Transcribe the entries below verbatim, line for line, leaving out the pictures.

· · · · · · ·

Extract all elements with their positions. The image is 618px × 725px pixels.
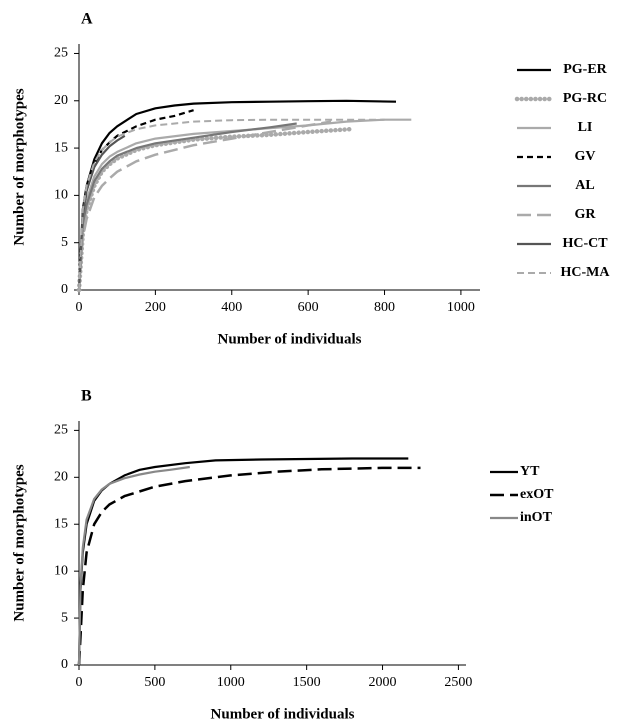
series-line-pg-er <box>77 99 397 291</box>
y-tick-label: 0 <box>61 657 68 672</box>
legend-label-hc-ma: HC-MA <box>561 265 611 280</box>
series-line-gr <box>77 120 332 291</box>
x-tick-label: 400 <box>221 300 242 315</box>
x-tick-label: 1000 <box>447 300 475 315</box>
x-tick-label: 1500 <box>293 675 321 690</box>
legend-label-gr: GR <box>575 207 597 222</box>
x-tick-label: 600 <box>298 300 319 315</box>
legend-label-inot: inOT <box>520 510 553 525</box>
y-tick-label: 15 <box>54 140 68 155</box>
y-tick-label: 15 <box>54 516 68 531</box>
panel-a: A 0 5 10 15 20 25 0 200 400 600 800 1000 Number of in… <box>11 11 610 348</box>
x-tick-label: 200 <box>145 300 166 315</box>
x-tick-label: 0 <box>76 675 83 690</box>
series-line-yt <box>77 457 409 666</box>
series-line-pg-rc <box>76 126 353 293</box>
y-tick-label: 10 <box>54 188 68 203</box>
panel-label: B <box>81 388 92 405</box>
x-tick-label: 2500 <box>444 675 472 690</box>
panel-label: A <box>81 11 93 28</box>
x-tick-label: 500 <box>144 675 165 690</box>
legend-label-yt: YT <box>520 464 540 479</box>
y-tick-label: 5 <box>61 235 68 250</box>
y-tick-label: 20 <box>54 93 68 108</box>
y-tick-label: 10 <box>54 563 68 578</box>
x-axis-label: Number of individuals <box>218 331 362 347</box>
y-tick-label: 25 <box>54 423 68 438</box>
legend-label-pg-rc: PG-RC <box>563 91 607 106</box>
legend-label-hc-ct: HC-CT <box>562 236 608 251</box>
series-line-inot <box>77 465 190 666</box>
x-axis-label: Number of individuals <box>211 706 355 722</box>
series-line-gv <box>77 109 194 291</box>
series-line-exot <box>77 466 421 666</box>
y-axis-label: Number of morphotypes <box>11 88 27 245</box>
legend-label-pg-er: PG-ER <box>563 62 607 77</box>
x-tick-label: 0 <box>76 300 83 315</box>
panel-b: B 0 5 10 15 20 25 0 500 1000 1500 2000 2500 Number of… <box>11 388 554 723</box>
y-tick-label: 0 <box>61 282 68 297</box>
legend-label-al: AL <box>575 178 594 193</box>
y-tick-label: 25 <box>54 46 68 61</box>
legend-label-exot: exOT <box>520 487 554 502</box>
y-tick-label: 5 <box>61 610 68 625</box>
series-line-hc-ma <box>78 118 385 291</box>
series-line-li <box>77 118 412 291</box>
legend-label-gv: GV <box>575 149 596 164</box>
x-tick-label: 2000 <box>369 675 397 690</box>
y-axis-label: Number of morphotypes <box>11 464 27 621</box>
y-tick-label: 20 <box>54 470 68 485</box>
legend-label-li: LI <box>578 120 593 135</box>
series-line-al <box>77 122 297 291</box>
x-tick-label: 1000 <box>217 675 245 690</box>
x-tick-label: 800 <box>374 300 395 315</box>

· · · · · · ·

### Correct output
Extract all elements with their positions. The image is 618px × 725px pixels.
series-line-pg-er <box>77 99 397 291</box>
y-tick-label: 0 <box>61 657 68 672</box>
legend-label-hc-ma: HC-MA <box>561 265 611 280</box>
series-line-gr <box>77 120 332 291</box>
x-tick-label: 400 <box>221 300 242 315</box>
x-tick-label: 1000 <box>447 300 475 315</box>
x-tick-label: 1500 <box>293 675 321 690</box>
legend-label-gr: GR <box>575 207 597 222</box>
x-tick-label: 600 <box>298 300 319 315</box>
legend-label-inot: inOT <box>520 510 553 525</box>
y-tick-label: 15 <box>54 140 68 155</box>
y-tick-label: 15 <box>54 516 68 531</box>
panel-a: A 0 5 10 15 20 25 0 200 400 600 800 1000 Number of in… <box>11 11 610 348</box>
x-tick-label: 200 <box>145 300 166 315</box>
x-tick-label: 0 <box>76 675 83 690</box>
series-line-yt <box>77 457 409 666</box>
series-line-pg-rc <box>76 126 353 293</box>
y-tick-label: 10 <box>54 188 68 203</box>
panel-label: B <box>81 388 92 405</box>
x-tick-label: 2500 <box>444 675 472 690</box>
panel-label: A <box>81 11 93 28</box>
x-tick-label: 500 <box>144 675 165 690</box>
legend-label-yt: YT <box>520 464 540 479</box>
y-tick-label: 5 <box>61 235 68 250</box>
y-tick-label: 20 <box>54 93 68 108</box>
y-tick-label: 10 <box>54 563 68 578</box>
x-axis-label: Number of individuals <box>218 331 362 347</box>
y-tick-label: 25 <box>54 423 68 438</box>
legend-label-pg-rc: PG-RC <box>563 91 607 106</box>
legend-label-hc-ct: HC-CT <box>562 236 608 251</box>
series-line-inot <box>77 465 190 666</box>
x-axis-label: Number of individuals <box>211 706 355 722</box>
series-line-gv <box>77 109 194 291</box>
series-line-exot <box>77 466 421 666</box>
y-axis-label: Number of morphotypes <box>11 88 27 245</box>
legend-label-pg-er: PG-ER <box>563 62 607 77</box>
x-tick-label: 0 <box>76 300 83 315</box>
panel-b: B 0 5 10 15 20 25 0 500 1000 1500 2000 2500 Number of… <box>11 388 554 723</box>
y-tick-label: 0 <box>61 282 68 297</box>
legend-label-al: AL <box>575 178 594 193</box>
y-tick-label: 25 <box>54 46 68 61</box>
legend-label-exot: exOT <box>520 487 554 502</box>
y-tick-label: 5 <box>61 610 68 625</box>
series-line-hc-ma <box>78 118 385 291</box>
series-line-li <box>77 118 412 291</box>
legend-label-gv: GV <box>575 149 596 164</box>
x-tick-label: 2000 <box>369 675 397 690</box>
y-axis-label: Number of morphotypes <box>11 464 27 621</box>
y-tick-label: 20 <box>54 470 68 485</box>
legend-label-li: LI <box>578 120 593 135</box>
series-line-al <box>77 122 297 291</box>
x-tick-label: 1000 <box>217 675 245 690</box>
x-tick-label: 800 <box>374 300 395 315</box>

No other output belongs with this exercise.